Source records:

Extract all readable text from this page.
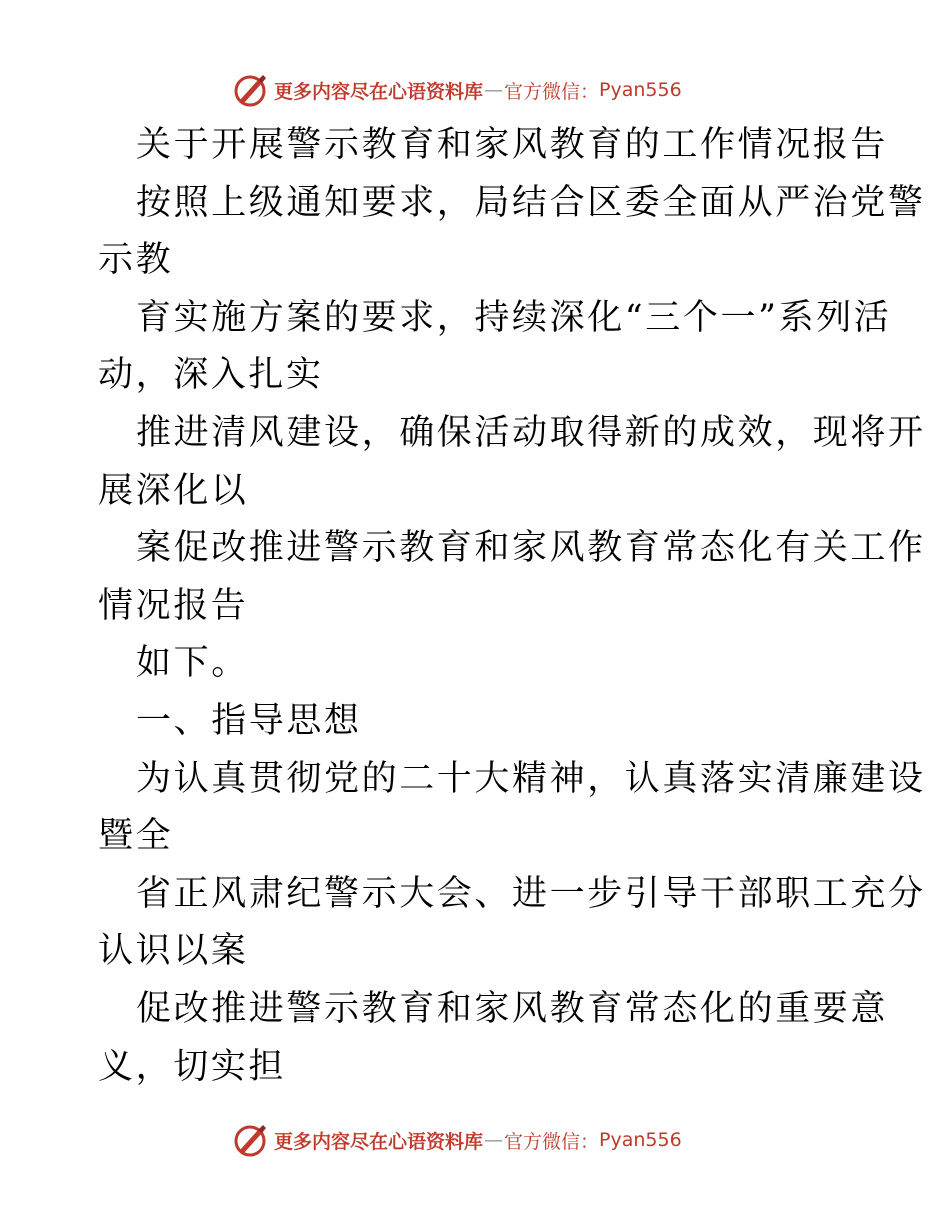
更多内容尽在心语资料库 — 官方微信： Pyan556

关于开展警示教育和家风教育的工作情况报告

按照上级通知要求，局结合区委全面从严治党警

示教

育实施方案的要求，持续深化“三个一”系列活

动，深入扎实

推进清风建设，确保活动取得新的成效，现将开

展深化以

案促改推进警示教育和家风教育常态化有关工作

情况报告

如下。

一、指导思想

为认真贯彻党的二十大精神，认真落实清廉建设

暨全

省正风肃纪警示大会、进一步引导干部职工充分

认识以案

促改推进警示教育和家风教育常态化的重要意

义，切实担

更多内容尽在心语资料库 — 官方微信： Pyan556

Instructions for the task: Repeat the records word for word. Any picture in them should be left out.

Complete output:
Extract all readable text from this page.
更多内容尽在心语资料库 — 官方微信： Pyan556

关于开展警示教育和家风教育的工作情况报告

按照上级通知要求，局结合区委全面从严治党警

示教

育实施方案的要求，持续深化“三个一”系列活

动，深入扎实

推进清风建设，确保活动取得新的成效，现将开

展深化以

案促改推进警示教育和家风教育常态化有关工作

情况报告

如下。

一、指导思想

为认真贯彻党的二十大精神，认真落实清廉建设

暨全

省正风肃纪警示大会、进一步引导干部职工充分

认识以案

促改推进警示教育和家风教育常态化的重要意

义，切实担

更多内容尽在心语资料库 — 官方微信： Pyan556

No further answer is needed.